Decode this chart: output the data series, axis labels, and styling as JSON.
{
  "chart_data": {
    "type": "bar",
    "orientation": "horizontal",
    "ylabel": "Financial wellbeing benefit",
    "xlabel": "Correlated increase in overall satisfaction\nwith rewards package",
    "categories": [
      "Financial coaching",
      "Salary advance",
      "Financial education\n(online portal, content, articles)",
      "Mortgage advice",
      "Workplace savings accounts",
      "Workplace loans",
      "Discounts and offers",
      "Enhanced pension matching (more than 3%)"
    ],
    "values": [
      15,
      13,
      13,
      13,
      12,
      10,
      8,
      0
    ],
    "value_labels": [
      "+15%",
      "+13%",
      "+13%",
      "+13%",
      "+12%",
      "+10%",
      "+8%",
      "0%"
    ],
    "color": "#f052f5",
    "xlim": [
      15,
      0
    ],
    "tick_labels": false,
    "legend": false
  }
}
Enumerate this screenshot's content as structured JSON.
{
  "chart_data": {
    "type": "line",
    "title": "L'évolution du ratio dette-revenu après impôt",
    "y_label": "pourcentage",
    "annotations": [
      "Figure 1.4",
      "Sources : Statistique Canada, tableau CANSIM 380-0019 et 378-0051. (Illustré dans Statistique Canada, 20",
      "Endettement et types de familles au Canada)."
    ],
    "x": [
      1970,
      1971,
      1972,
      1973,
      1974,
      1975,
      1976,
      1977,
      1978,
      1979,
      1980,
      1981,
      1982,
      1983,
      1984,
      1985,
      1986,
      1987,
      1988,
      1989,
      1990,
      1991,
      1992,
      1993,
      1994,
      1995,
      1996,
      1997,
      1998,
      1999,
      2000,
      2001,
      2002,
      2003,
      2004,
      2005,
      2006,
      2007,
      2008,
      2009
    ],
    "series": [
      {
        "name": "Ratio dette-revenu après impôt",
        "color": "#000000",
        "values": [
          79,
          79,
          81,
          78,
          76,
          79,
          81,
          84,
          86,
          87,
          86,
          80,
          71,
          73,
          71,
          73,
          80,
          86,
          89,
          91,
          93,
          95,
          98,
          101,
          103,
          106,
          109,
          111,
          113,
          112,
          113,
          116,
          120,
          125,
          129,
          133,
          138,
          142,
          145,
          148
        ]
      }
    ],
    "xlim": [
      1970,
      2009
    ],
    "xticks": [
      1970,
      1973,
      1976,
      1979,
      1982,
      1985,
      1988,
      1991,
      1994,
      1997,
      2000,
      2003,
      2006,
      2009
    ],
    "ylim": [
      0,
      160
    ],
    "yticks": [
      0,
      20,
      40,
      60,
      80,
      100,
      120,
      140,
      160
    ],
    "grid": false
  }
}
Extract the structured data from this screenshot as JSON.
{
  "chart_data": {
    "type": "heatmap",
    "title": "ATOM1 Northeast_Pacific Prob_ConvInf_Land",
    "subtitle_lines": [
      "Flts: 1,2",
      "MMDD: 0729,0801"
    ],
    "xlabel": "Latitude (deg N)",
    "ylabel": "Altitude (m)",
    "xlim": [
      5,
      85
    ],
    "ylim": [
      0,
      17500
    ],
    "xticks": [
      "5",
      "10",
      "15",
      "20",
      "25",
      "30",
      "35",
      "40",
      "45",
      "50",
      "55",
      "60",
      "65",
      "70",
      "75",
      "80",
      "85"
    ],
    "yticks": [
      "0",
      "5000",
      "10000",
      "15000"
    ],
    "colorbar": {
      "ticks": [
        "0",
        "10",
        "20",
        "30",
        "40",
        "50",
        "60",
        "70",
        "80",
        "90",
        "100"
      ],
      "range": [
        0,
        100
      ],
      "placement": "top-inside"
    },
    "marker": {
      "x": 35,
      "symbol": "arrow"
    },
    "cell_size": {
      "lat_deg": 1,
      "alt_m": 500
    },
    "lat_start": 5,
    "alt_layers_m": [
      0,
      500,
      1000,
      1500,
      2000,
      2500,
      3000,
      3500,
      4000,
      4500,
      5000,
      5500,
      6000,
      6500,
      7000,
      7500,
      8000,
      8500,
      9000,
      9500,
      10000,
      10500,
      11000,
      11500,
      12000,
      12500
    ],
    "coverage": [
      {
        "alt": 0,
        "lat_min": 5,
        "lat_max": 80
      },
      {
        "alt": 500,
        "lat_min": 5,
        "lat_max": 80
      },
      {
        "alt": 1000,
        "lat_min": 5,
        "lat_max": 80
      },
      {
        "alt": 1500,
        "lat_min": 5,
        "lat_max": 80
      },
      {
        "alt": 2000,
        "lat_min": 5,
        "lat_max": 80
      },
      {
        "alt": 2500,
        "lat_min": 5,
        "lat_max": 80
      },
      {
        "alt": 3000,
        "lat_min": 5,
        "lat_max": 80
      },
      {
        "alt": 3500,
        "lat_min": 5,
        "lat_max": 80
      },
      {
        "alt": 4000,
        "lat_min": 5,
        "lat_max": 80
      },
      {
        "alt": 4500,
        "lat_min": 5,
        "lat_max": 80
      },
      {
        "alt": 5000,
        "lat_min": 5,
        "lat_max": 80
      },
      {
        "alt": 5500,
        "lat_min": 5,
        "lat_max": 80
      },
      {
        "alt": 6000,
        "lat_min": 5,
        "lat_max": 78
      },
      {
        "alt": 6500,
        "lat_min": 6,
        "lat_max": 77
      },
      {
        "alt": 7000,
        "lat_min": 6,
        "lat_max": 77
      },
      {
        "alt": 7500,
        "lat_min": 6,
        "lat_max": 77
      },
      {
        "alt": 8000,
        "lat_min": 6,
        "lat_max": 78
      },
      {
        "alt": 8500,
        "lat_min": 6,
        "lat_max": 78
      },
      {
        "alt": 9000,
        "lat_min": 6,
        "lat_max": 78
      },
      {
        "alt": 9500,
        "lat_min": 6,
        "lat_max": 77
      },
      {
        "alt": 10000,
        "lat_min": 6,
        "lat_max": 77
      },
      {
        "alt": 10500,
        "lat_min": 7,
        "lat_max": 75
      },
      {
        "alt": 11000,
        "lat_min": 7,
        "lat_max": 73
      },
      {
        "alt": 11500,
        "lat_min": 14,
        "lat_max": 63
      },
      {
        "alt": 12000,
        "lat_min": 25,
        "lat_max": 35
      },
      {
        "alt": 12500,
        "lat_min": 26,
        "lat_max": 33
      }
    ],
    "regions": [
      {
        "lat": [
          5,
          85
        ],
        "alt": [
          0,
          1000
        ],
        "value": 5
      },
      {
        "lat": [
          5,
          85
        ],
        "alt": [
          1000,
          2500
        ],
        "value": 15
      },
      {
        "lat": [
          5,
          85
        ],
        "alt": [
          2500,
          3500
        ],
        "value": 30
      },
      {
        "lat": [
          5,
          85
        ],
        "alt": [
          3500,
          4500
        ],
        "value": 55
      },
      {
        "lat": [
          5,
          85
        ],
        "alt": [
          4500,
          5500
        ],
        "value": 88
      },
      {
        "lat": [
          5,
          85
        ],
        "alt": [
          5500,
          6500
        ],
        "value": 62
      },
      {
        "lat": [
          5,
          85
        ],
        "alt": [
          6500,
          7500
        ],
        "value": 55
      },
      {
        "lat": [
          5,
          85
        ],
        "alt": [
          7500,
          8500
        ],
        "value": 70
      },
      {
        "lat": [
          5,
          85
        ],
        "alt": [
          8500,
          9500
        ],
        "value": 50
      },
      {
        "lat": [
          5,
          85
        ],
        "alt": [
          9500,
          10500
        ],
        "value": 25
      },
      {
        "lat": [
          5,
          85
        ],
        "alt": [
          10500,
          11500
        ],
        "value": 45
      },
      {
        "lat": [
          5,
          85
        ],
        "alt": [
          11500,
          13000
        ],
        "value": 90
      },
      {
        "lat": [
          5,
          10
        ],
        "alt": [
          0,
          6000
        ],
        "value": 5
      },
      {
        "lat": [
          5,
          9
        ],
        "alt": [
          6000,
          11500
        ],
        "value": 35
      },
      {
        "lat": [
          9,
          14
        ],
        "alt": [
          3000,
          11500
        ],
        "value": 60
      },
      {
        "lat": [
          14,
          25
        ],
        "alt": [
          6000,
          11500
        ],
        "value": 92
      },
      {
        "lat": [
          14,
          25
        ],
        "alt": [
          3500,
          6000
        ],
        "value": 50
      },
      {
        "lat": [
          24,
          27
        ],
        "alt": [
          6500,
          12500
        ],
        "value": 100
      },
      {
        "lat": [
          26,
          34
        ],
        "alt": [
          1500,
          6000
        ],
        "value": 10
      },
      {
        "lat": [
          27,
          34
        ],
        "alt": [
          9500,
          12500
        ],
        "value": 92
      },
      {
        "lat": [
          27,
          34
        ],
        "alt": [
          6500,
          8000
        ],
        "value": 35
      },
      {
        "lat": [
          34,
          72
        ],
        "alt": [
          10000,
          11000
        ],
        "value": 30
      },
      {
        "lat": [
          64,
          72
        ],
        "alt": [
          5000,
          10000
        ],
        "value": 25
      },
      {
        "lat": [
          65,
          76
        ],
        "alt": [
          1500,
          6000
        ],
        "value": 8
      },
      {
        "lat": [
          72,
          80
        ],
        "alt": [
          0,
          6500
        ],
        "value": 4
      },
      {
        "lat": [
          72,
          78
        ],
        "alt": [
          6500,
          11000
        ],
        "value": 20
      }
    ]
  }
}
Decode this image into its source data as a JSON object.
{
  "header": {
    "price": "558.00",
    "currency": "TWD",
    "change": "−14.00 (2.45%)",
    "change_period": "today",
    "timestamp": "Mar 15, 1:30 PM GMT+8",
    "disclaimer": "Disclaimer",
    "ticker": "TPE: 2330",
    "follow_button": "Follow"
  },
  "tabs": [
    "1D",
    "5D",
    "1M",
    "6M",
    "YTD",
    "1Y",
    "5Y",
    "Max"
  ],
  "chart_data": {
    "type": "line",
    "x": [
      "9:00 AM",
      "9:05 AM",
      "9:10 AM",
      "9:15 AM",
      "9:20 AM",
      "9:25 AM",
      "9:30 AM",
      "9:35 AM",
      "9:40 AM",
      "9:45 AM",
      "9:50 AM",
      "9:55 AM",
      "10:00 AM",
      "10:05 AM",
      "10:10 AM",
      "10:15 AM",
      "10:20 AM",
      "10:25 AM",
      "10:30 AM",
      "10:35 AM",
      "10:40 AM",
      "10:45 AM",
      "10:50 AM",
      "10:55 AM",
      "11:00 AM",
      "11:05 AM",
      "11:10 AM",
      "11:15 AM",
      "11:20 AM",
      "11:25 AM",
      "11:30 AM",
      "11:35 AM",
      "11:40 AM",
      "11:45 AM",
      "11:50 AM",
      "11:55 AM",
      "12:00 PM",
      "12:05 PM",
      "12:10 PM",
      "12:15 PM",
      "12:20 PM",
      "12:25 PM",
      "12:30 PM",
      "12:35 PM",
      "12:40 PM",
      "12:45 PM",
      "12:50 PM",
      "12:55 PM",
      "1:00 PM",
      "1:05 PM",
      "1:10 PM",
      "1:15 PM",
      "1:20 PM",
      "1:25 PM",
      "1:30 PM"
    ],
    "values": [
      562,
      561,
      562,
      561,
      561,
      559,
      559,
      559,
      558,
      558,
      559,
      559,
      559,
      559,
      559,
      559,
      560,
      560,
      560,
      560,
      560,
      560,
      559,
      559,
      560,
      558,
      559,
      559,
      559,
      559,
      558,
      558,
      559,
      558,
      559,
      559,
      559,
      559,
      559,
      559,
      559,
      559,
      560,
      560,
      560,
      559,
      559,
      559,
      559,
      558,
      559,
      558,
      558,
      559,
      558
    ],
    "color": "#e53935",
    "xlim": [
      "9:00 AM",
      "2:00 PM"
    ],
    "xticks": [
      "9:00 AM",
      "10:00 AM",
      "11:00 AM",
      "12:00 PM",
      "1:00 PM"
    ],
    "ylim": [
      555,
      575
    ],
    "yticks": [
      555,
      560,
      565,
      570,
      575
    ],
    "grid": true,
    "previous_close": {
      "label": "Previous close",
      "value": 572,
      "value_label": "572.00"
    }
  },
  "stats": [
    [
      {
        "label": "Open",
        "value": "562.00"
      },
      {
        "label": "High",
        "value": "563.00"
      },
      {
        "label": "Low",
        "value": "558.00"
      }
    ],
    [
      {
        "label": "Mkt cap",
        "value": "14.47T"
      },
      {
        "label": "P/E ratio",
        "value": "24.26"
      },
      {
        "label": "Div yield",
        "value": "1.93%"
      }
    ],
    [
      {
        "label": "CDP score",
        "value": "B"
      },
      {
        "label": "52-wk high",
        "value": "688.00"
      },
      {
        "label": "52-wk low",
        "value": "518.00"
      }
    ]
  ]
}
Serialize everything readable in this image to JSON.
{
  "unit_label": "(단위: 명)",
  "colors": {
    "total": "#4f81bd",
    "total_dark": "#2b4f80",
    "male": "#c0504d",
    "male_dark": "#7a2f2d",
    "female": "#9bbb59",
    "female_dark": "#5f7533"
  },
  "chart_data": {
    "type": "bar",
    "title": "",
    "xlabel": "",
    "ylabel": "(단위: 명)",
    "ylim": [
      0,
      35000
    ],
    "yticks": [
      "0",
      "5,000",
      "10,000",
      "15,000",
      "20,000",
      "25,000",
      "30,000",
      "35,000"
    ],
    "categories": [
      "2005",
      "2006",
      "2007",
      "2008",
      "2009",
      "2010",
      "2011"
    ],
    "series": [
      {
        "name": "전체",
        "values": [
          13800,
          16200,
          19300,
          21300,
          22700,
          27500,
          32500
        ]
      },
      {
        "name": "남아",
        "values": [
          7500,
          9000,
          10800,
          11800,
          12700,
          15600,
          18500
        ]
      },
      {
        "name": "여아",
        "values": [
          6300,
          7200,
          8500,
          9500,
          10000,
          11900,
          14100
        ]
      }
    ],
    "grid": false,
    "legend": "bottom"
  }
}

--------

Looking at the entries above, say how many lines contain the word "Workplace". Only the number is wanted.

* [Written answer]: 2